The task: Check each line of the listing, and copy it if it contains the word "name".

Items from a data source:
↓

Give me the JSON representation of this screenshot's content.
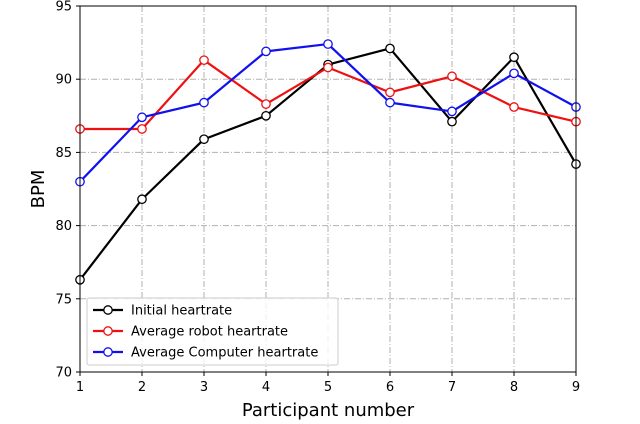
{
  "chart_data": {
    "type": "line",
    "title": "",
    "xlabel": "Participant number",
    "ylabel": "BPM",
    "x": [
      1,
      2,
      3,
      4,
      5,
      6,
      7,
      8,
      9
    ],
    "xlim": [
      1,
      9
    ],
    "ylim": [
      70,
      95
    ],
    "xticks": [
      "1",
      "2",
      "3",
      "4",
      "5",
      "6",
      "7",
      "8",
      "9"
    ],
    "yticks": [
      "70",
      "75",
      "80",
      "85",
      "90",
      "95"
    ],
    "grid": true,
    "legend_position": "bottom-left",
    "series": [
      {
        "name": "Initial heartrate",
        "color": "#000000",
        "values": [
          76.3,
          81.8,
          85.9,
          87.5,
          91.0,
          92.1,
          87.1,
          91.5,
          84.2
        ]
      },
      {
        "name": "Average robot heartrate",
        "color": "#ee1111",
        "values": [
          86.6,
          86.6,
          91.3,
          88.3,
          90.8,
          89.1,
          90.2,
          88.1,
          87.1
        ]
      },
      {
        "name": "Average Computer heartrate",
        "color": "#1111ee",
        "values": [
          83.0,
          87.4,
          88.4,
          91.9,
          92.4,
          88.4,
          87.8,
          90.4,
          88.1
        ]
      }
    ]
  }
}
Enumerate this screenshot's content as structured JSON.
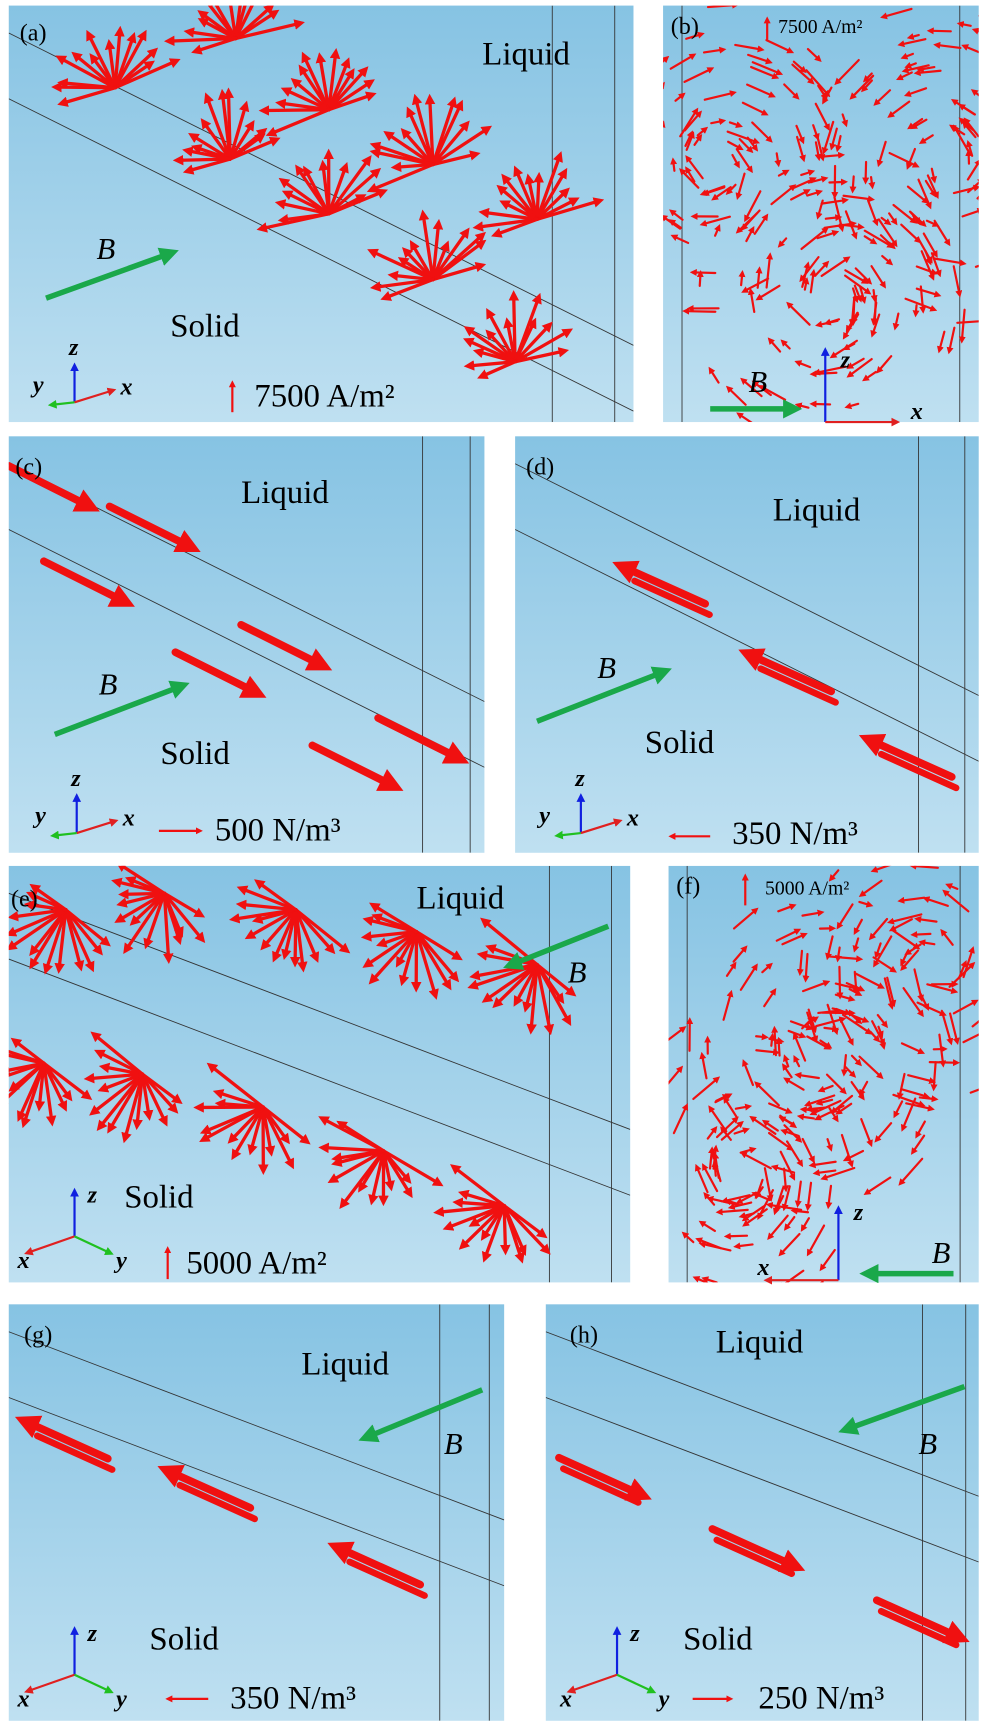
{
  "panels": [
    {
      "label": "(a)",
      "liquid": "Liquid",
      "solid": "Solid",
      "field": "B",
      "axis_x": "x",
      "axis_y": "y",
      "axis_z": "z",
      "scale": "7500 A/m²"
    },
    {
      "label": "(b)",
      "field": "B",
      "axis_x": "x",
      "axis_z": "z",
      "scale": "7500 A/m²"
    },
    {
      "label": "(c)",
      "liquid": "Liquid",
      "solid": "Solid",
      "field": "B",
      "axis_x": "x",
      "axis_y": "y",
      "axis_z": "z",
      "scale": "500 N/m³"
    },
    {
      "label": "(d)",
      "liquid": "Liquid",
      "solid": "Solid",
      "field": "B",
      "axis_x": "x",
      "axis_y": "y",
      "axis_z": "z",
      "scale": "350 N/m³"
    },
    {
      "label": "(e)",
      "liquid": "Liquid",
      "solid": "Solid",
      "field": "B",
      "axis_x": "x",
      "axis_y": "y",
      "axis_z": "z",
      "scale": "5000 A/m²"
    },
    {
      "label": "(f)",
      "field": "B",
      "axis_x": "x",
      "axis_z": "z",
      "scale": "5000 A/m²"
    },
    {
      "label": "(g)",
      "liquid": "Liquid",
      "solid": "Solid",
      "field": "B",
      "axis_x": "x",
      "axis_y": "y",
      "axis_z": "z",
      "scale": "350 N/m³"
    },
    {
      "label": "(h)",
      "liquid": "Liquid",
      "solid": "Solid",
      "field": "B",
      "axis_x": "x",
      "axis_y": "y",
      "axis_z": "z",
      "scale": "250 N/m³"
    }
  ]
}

↑

Final result:
        "name": "Initial heartrate",
        "name": "Average robot heartrate",
        "name": "Average Computer heartrate",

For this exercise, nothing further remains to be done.